WHAT YOU WILL DO: Look through the records that follow. Copy every line containing the word "realizará".

Entries from a page text dataset:
┌────────

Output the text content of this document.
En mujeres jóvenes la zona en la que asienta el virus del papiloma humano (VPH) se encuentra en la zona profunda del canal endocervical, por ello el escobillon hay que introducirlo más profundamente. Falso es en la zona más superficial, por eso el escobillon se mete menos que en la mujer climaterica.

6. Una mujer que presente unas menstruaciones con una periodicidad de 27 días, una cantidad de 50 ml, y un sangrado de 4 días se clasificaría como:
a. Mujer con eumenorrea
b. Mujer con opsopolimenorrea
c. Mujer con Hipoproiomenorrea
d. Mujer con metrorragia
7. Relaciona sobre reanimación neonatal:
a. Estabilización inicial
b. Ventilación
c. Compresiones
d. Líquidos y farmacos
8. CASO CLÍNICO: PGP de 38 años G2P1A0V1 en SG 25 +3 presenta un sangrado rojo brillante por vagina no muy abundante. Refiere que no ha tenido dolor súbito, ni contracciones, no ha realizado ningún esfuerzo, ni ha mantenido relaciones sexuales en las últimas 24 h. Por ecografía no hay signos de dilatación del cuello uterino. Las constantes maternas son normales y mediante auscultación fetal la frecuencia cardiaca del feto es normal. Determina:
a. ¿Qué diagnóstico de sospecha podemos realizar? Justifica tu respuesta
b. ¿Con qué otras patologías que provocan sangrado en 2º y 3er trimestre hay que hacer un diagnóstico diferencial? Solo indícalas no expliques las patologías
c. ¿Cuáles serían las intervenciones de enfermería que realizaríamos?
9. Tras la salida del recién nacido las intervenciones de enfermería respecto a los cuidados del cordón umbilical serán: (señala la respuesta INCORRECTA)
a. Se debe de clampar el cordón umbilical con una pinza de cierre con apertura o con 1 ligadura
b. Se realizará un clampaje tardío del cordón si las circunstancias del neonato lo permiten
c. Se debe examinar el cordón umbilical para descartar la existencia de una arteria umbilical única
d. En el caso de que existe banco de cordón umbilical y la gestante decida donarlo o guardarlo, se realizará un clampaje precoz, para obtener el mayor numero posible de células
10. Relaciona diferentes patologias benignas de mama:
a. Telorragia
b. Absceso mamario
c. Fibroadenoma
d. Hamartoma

└────────

TASK RESULT:
b. Se realizará un clampaje tardío del cordón si las circunstancias del neonato lo permiten
d. En el caso de que existe banco de cordón umbilical y la gestante decida donarlo o guardarlo, se realizará un clampaje precoz, para obtener el mayor numero posible de células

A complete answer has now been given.